# START OF THE RECORDS
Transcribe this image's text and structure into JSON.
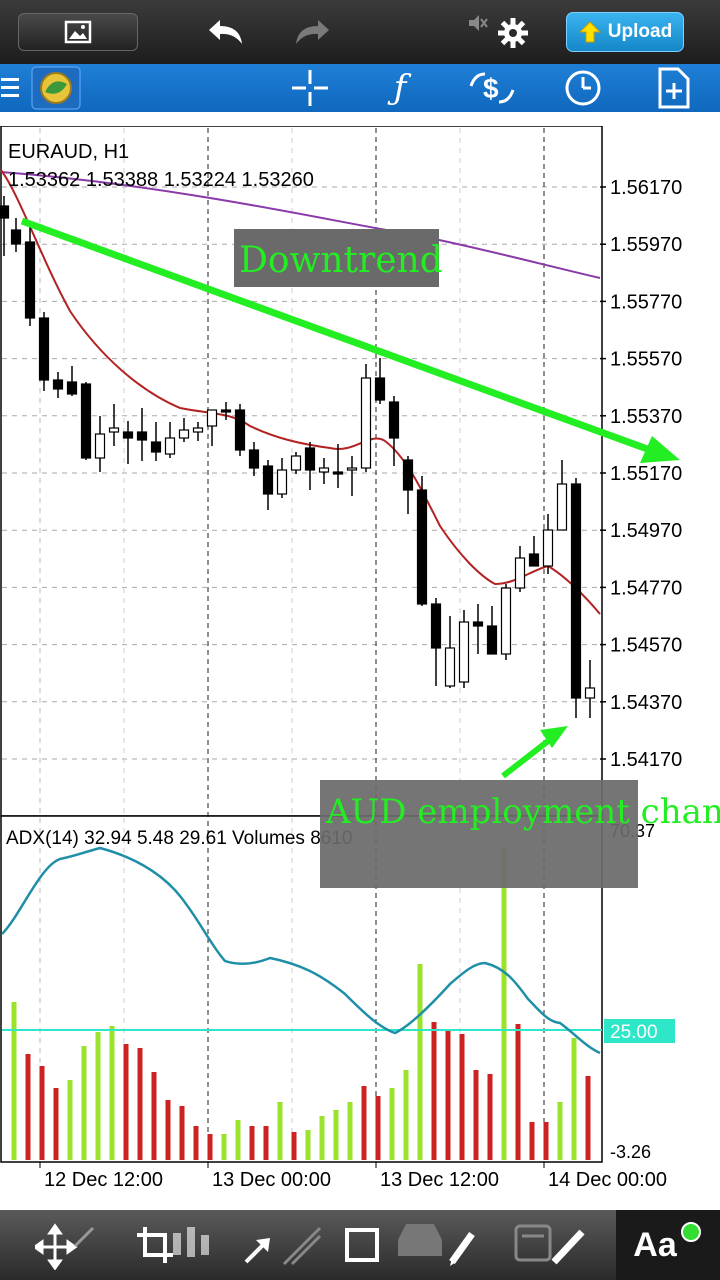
{
  "upload_label": "Upload",
  "chart": {
    "symbol": "EURAUD, H1",
    "ohlc": "1.53362 1.53388 1.53224 1.53260",
    "price_ticks": [
      "1.56170",
      "1.55970",
      "1.55770",
      "1.55570",
      "1.55370",
      "1.55170",
      "1.54970",
      "1.54770",
      "1.54570",
      "1.54370",
      "1.54170"
    ],
    "indicator_label": "ADX(14) 32.94 5.48 29.61 Volumes 8610",
    "indicator_max": "70.37",
    "indicator_level": "25.00",
    "indicator_min": "-3.26",
    "time_ticks": [
      "12 Dec 12:00",
      "13 Dec 00:00",
      "13 Dec 12:00",
      "14 Dec 00:00"
    ],
    "annotation_downtrend": "Downtrend",
    "annotation_aud": "AUD employment change"
  },
  "colors": {
    "bull": "#ffffff",
    "bear": "#000000",
    "ma_fast": "#b22222",
    "ma_slow": "#8a3aa8",
    "arrow": "#22ee22",
    "adx": "#1f8fa8",
    "vol_up": "#9be22a",
    "vol_down": "#cc2222",
    "level": "#2ee6c8",
    "toolbar": "#1673c8"
  },
  "toolbar_icons": [
    "menu-icon",
    "app-logo-icon",
    "crosshair-icon",
    "indicator-f-icon",
    "trade-icon",
    "clock-icon",
    "new-order-icon"
  ],
  "bottom_icons": [
    "move-icon",
    "crop-icon",
    "candles-icon",
    "arrow-draw-icon",
    "rectangle-icon",
    "tray-icon",
    "pencil-icon",
    "document-icon",
    "text-size-icon"
  ]
}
# END OF THE RECORDS
→ **REQUIRED TASK**
Pictures in the data above should not be copied; transcribe everything else exactly.

→ **OUTPUT BELOW**
Transcribe this image's text and structure into JSON.
{
  "upload_label": "Upload",
  "chart": {
    "symbol": "EURAUD, H1",
    "ohlc": "1.53362 1.53388 1.53224 1.53260",
    "price_ticks": [
      "1.56170",
      "1.55970",
      "1.55770",
      "1.55570",
      "1.55370",
      "1.55170",
      "1.54970",
      "1.54770",
      "1.54570",
      "1.54370",
      "1.54170"
    ],
    "indicator_label": "ADX(14) 32.94 5.48 29.61 Volumes 8610",
    "indicator_max": "70.37",
    "indicator_level": "25.00",
    "indicator_min": "-3.26",
    "time_ticks": [
      "12 Dec 12:00",
      "13 Dec 00:00",
      "13 Dec 12:00",
      "14 Dec 00:00"
    ],
    "annotation_downtrend": "Downtrend",
    "annotation_aud": "AUD employment change"
  },
  "colors": {
    "bull": "#ffffff",
    "bear": "#000000",
    "ma_fast": "#b22222",
    "ma_slow": "#8a3aa8",
    "arrow": "#22ee22",
    "adx": "#1f8fa8",
    "vol_up": "#9be22a",
    "vol_down": "#cc2222",
    "level": "#2ee6c8",
    "toolbar": "#1673c8"
  },
  "toolbar_icons": [
    "menu-icon",
    "app-logo-icon",
    "crosshair-icon",
    "indicator-f-icon",
    "trade-icon",
    "clock-icon",
    "new-order-icon"
  ],
  "bottom_icons": [
    "move-icon",
    "crop-icon",
    "candles-icon",
    "arrow-draw-icon",
    "rectangle-icon",
    "tray-icon",
    "pencil-icon",
    "document-icon",
    "text-size-icon"
  ]
}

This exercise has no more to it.